> [Data to process]:
◆ ◆ ◆ ◆
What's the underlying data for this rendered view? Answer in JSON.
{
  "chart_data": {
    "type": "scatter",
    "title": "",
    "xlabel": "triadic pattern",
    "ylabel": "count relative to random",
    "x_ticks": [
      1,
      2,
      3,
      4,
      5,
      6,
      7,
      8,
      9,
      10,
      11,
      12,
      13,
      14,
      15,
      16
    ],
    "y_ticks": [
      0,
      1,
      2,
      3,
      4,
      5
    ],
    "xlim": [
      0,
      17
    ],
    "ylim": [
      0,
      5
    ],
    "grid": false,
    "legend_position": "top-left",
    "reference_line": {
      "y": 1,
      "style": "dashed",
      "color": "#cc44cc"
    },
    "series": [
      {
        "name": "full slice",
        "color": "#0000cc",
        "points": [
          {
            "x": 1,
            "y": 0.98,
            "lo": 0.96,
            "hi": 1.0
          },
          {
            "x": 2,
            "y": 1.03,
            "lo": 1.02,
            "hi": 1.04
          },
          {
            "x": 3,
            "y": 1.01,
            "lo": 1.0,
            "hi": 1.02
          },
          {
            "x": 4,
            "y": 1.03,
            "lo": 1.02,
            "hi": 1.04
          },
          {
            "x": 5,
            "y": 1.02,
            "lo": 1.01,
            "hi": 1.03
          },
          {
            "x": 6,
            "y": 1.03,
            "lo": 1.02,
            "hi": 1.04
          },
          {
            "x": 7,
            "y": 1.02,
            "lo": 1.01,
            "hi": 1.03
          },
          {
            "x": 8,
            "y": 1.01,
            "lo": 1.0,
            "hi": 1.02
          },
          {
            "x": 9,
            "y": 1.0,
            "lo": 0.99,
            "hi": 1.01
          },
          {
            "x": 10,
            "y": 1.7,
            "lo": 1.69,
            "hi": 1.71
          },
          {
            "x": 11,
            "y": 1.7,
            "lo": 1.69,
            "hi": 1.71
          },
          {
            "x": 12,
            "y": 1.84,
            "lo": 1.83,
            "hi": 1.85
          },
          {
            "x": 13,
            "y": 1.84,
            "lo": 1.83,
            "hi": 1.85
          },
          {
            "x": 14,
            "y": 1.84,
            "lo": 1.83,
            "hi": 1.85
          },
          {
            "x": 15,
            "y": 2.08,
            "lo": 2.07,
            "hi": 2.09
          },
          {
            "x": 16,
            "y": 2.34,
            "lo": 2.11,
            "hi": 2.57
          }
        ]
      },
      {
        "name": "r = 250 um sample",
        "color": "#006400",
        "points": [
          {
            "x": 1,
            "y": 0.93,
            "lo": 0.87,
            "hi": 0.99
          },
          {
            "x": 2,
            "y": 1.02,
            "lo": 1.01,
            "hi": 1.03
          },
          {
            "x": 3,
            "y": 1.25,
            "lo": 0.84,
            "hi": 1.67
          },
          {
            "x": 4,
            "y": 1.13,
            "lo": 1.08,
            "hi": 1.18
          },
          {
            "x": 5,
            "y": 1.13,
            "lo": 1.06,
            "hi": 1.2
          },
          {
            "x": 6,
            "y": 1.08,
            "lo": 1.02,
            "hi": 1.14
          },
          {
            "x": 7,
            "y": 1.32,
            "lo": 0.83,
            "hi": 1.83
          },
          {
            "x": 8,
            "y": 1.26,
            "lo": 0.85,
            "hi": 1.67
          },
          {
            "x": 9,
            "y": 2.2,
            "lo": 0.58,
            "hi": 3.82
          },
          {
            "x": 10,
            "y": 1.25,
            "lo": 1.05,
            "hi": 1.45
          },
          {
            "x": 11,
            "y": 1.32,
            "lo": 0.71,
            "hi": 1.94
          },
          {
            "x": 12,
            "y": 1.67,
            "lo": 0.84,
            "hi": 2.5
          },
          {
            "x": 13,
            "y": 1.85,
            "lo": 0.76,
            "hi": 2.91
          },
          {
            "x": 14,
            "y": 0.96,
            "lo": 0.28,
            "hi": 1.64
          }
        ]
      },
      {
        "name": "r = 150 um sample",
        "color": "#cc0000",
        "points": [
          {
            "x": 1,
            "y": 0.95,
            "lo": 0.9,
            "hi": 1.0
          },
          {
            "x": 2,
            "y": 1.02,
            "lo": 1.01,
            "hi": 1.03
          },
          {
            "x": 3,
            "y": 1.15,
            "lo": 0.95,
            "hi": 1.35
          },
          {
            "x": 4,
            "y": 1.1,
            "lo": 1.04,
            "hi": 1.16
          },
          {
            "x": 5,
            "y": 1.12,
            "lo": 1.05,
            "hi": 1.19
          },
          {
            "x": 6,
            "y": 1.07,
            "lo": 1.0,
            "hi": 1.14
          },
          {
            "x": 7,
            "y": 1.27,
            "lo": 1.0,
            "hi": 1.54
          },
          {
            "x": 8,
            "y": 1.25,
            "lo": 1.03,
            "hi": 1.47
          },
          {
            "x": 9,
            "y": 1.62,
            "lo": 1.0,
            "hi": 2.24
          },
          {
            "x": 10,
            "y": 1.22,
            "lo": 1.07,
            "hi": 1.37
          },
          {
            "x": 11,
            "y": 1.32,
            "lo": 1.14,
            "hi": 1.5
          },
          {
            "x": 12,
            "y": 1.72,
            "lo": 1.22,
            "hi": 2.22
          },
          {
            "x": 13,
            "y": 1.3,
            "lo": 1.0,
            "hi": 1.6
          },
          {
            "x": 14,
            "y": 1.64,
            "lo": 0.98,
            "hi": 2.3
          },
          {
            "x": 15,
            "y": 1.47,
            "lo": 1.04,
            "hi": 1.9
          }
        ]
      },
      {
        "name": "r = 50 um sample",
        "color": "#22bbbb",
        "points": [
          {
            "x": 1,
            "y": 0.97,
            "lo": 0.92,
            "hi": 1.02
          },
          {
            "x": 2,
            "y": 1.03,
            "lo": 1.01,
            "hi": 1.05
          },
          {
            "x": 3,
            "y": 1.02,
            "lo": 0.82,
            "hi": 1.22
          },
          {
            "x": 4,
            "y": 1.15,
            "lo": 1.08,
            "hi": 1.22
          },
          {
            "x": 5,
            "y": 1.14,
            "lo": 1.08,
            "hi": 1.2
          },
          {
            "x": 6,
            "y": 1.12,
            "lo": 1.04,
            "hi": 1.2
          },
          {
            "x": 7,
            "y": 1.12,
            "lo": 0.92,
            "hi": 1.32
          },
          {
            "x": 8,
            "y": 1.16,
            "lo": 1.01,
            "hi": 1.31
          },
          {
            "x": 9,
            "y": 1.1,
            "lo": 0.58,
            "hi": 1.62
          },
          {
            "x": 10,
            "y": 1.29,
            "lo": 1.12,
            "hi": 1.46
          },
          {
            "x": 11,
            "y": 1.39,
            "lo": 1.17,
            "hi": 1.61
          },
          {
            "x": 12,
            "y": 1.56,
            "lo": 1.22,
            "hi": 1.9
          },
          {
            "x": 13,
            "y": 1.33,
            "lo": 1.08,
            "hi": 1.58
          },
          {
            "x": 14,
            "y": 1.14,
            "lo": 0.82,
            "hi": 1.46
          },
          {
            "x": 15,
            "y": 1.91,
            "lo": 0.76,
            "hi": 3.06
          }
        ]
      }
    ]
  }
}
◆ ◆ ◆ ◆
> [Problem statement]: Reproduce each line of the material above precisely.

> [Full solution]:
What's the underlying data for this rendered view? Answer in JSON.
{
  "chart_data": {
    "type": "scatter",
    "title": "",
    "xlabel": "triadic pattern",
    "ylabel": "count relative to random",
    "x_ticks": [
      1,
      2,
      3,
      4,
      5,
      6,
      7,
      8,
      9,
      10,
      11,
      12,
      13,
      14,
      15,
      16
    ],
    "y_ticks": [
      0,
      1,
      2,
      3,
      4,
      5
    ],
    "xlim": [
      0,
      17
    ],
    "ylim": [
      0,
      5
    ],
    "grid": false,
    "legend_position": "top-left",
    "reference_line": {
      "y": 1,
      "style": "dashed",
      "color": "#cc44cc"
    },
    "series": [
      {
        "name": "full slice",
        "color": "#0000cc",
        "points": [
          {
            "x": 1,
            "y": 0.98,
            "lo": 0.96,
            "hi": 1.0
          },
          {
            "x": 2,
            "y": 1.03,
            "lo": 1.02,
            "hi": 1.04
          },
          {
            "x": 3,
            "y": 1.01,
            "lo": 1.0,
            "hi": 1.02
          },
          {
            "x": 4,
            "y": 1.03,
            "lo": 1.02,
            "hi": 1.04
          },
          {
            "x": 5,
            "y": 1.02,
            "lo": 1.01,
            "hi": 1.03
          },
          {
            "x": 6,
            "y": 1.03,
            "lo": 1.02,
            "hi": 1.04
          },
          {
            "x": 7,
            "y": 1.02,
            "lo": 1.01,
            "hi": 1.03
          },
          {
            "x": 8,
            "y": 1.01,
            "lo": 1.0,
            "hi": 1.02
          },
          {
            "x": 9,
            "y": 1.0,
            "lo": 0.99,
            "hi": 1.01
          },
          {
            "x": 10,
            "y": 1.7,
            "lo": 1.69,
            "hi": 1.71
          },
          {
            "x": 11,
            "y": 1.7,
            "lo": 1.69,
            "hi": 1.71
          },
          {
            "x": 12,
            "y": 1.84,
            "lo": 1.83,
            "hi": 1.85
          },
          {
            "x": 13,
            "y": 1.84,
            "lo": 1.83,
            "hi": 1.85
          },
          {
            "x": 14,
            "y": 1.84,
            "lo": 1.83,
            "hi": 1.85
          },
          {
            "x": 15,
            "y": 2.08,
            "lo": 2.07,
            "hi": 2.09
          },
          {
            "x": 16,
            "y": 2.34,
            "lo": 2.11,
            "hi": 2.57
          }
        ]
      },
      {
        "name": "r = 250 um sample",
        "color": "#006400",
        "points": [
          {
            "x": 1,
            "y": 0.93,
            "lo": 0.87,
            "hi": 0.99
          },
          {
            "x": 2,
            "y": 1.02,
            "lo": 1.01,
            "hi": 1.03
          },
          {
            "x": 3,
            "y": 1.25,
            "lo": 0.84,
            "hi": 1.67
          },
          {
            "x": 4,
            "y": 1.13,
            "lo": 1.08,
            "hi": 1.18
          },
          {
            "x": 5,
            "y": 1.13,
            "lo": 1.06,
            "hi": 1.2
          },
          {
            "x": 6,
            "y": 1.08,
            "lo": 1.02,
            "hi": 1.14
          },
          {
            "x": 7,
            "y": 1.32,
            "lo": 0.83,
            "hi": 1.83
          },
          {
            "x": 8,
            "y": 1.26,
            "lo": 0.85,
            "hi": 1.67
          },
          {
            "x": 9,
            "y": 2.2,
            "lo": 0.58,
            "hi": 3.82
          },
          {
            "x": 10,
            "y": 1.25,
            "lo": 1.05,
            "hi": 1.45
          },
          {
            "x": 11,
            "y": 1.32,
            "lo": 0.71,
            "hi": 1.94
          },
          {
            "x": 12,
            "y": 1.67,
            "lo": 0.84,
            "hi": 2.5
          },
          {
            "x": 13,
            "y": 1.85,
            "lo": 0.76,
            "hi": 2.91
          },
          {
            "x": 14,
            "y": 0.96,
            "lo": 0.28,
            "hi": 1.64
          }
        ]
      },
      {
        "name": "r = 150 um sample",
        "color": "#cc0000",
        "points": [
          {
            "x": 1,
            "y": 0.95,
            "lo": 0.9,
            "hi": 1.0
          },
          {
            "x": 2,
            "y": 1.02,
            "lo": 1.01,
            "hi": 1.03
          },
          {
            "x": 3,
            "y": 1.15,
            "lo": 0.95,
            "hi": 1.35
          },
          {
            "x": 4,
            "y": 1.1,
            "lo": 1.04,
            "hi": 1.16
          },
          {
            "x": 5,
            "y": 1.12,
            "lo": 1.05,
            "hi": 1.19
          },
          {
            "x": 6,
            "y": 1.07,
            "lo": 1.0,
            "hi": 1.14
          },
          {
            "x": 7,
            "y": 1.27,
            "lo": 1.0,
            "hi": 1.54
          },
          {
            "x": 8,
            "y": 1.25,
            "lo": 1.03,
            "hi": 1.47
          },
          {
            "x": 9,
            "y": 1.62,
            "lo": 1.0,
            "hi": 2.24
          },
          {
            "x": 10,
            "y": 1.22,
            "lo": 1.07,
            "hi": 1.37
          },
          {
            "x": 11,
            "y": 1.32,
            "lo": 1.14,
            "hi": 1.5
          },
          {
            "x": 12,
            "y": 1.72,
            "lo": 1.22,
            "hi": 2.22
          },
          {
            "x": 13,
            "y": 1.3,
            "lo": 1.0,
            "hi": 1.6
          },
          {
            "x": 14,
            "y": 1.64,
            "lo": 0.98,
            "hi": 2.3
          },
          {
            "x": 15,
            "y": 1.47,
            "lo": 1.04,
            "hi": 1.9
          }
        ]
      },
      {
        "name": "r = 50 um sample",
        "color": "#22bbbb",
        "points": [
          {
            "x": 1,
            "y": 0.97,
            "lo": 0.92,
            "hi": 1.02
          },
          {
            "x": 2,
            "y": 1.03,
            "lo": 1.01,
            "hi": 1.05
          },
          {
            "x": 3,
            "y": 1.02,
            "lo": 0.82,
            "hi": 1.22
          },
          {
            "x": 4,
            "y": 1.15,
            "lo": 1.08,
            "hi": 1.22
          },
          {
            "x": 5,
            "y": 1.14,
            "lo": 1.08,
            "hi": 1.2
          },
          {
            "x": 6,
            "y": 1.12,
            "lo": 1.04,
            "hi": 1.2
          },
          {
            "x": 7,
            "y": 1.12,
            "lo": 0.92,
            "hi": 1.32
          },
          {
            "x": 8,
            "y": 1.16,
            "lo": 1.01,
            "hi": 1.31
          },
          {
            "x": 9,
            "y": 1.1,
            "lo": 0.58,
            "hi": 1.62
          },
          {
            "x": 10,
            "y": 1.29,
            "lo": 1.12,
            "hi": 1.46
          },
          {
            "x": 11,
            "y": 1.39,
            "lo": 1.17,
            "hi": 1.61
          },
          {
            "x": 12,
            "y": 1.56,
            "lo": 1.22,
            "hi": 1.9
          },
          {
            "x": 13,
            "y": 1.33,
            "lo": 1.08,
            "hi": 1.58
          },
          {
            "x": 14,
            "y": 1.14,
            "lo": 0.82,
            "hi": 1.46
          },
          {
            "x": 15,
            "y": 1.91,
            "lo": 0.76,
            "hi": 3.06
          }
        ]
      }
    ]
  }
}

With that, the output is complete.